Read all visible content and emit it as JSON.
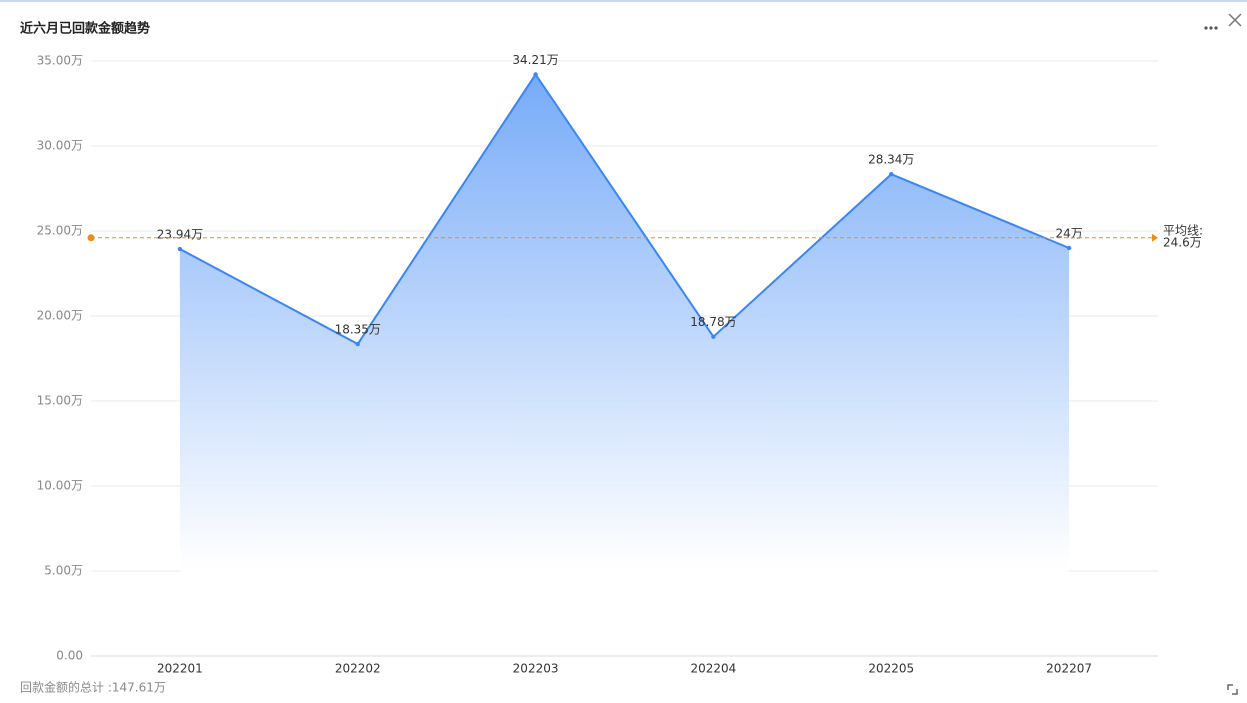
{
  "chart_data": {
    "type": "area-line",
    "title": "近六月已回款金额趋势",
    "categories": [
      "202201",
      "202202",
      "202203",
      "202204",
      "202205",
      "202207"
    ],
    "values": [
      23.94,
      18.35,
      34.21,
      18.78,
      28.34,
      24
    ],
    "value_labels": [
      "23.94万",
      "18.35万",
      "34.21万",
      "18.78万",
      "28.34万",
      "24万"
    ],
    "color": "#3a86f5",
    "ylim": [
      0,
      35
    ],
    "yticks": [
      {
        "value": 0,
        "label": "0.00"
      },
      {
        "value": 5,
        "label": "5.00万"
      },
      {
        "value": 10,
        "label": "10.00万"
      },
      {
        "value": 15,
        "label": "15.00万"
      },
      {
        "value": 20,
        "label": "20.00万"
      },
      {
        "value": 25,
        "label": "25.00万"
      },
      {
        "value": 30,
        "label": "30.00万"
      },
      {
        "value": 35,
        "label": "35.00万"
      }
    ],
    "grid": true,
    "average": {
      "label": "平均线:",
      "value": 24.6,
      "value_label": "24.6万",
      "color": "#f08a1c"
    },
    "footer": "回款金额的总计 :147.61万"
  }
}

* * *

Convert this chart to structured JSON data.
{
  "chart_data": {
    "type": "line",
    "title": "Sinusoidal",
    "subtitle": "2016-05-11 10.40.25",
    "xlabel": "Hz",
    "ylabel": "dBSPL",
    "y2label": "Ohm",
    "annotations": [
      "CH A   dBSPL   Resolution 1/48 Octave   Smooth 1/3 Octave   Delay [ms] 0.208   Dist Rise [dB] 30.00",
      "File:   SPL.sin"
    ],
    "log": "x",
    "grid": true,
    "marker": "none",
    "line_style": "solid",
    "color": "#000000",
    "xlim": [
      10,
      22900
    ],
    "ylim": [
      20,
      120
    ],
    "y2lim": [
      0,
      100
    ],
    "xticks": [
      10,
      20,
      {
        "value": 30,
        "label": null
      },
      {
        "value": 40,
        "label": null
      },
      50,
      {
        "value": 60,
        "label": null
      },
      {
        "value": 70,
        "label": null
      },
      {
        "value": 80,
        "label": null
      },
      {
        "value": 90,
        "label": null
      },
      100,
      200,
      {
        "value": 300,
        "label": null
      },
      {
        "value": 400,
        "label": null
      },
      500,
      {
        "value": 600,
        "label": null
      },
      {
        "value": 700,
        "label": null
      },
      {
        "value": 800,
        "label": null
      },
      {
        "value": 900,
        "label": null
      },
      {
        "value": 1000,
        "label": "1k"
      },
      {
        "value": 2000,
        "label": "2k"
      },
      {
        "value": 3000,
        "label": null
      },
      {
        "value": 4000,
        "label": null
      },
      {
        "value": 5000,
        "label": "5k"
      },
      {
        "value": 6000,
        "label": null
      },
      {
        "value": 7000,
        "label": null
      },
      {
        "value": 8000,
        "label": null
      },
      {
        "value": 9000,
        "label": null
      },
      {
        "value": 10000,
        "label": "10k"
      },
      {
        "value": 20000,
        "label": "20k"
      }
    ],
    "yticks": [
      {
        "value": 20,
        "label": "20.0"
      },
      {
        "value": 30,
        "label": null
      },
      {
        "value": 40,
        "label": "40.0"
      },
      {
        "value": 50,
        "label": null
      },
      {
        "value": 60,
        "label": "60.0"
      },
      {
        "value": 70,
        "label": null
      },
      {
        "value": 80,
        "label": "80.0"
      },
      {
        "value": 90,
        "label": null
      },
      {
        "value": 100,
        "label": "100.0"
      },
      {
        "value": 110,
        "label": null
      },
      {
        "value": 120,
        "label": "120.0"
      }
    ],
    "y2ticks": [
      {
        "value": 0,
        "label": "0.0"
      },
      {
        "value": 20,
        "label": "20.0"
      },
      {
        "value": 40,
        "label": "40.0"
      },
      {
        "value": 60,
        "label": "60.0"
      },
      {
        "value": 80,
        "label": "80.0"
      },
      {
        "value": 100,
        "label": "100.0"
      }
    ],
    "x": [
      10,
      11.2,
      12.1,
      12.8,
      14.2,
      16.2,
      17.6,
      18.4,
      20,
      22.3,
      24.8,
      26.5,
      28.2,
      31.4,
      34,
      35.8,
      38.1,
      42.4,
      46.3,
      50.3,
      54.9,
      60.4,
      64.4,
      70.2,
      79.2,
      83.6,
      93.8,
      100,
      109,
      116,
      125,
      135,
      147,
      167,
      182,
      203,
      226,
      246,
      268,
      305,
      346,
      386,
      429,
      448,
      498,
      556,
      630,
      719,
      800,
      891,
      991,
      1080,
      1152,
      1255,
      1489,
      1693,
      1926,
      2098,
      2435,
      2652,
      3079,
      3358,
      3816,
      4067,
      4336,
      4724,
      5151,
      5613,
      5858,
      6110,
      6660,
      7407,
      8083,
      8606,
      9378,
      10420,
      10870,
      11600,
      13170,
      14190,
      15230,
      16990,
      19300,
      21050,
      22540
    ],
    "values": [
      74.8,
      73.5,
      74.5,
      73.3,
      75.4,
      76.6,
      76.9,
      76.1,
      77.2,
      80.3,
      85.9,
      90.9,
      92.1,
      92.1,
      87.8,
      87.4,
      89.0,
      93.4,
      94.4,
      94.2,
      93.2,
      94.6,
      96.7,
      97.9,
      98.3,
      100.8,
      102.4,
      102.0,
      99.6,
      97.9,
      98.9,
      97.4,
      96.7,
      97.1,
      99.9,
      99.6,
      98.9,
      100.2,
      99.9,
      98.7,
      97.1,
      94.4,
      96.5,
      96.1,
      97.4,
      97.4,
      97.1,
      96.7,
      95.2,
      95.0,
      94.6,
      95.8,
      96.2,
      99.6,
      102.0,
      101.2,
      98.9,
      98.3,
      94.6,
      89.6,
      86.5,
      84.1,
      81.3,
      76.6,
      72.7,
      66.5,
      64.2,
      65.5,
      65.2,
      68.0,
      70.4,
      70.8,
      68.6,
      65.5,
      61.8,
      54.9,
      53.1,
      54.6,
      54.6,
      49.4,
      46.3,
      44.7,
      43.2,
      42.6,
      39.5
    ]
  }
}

• Request
Copy every single line of the material above that holds "color".

• Solution to the problem
    "color": "#3a86f5",
      "color": "#f08a1c"
    "color": "#000000",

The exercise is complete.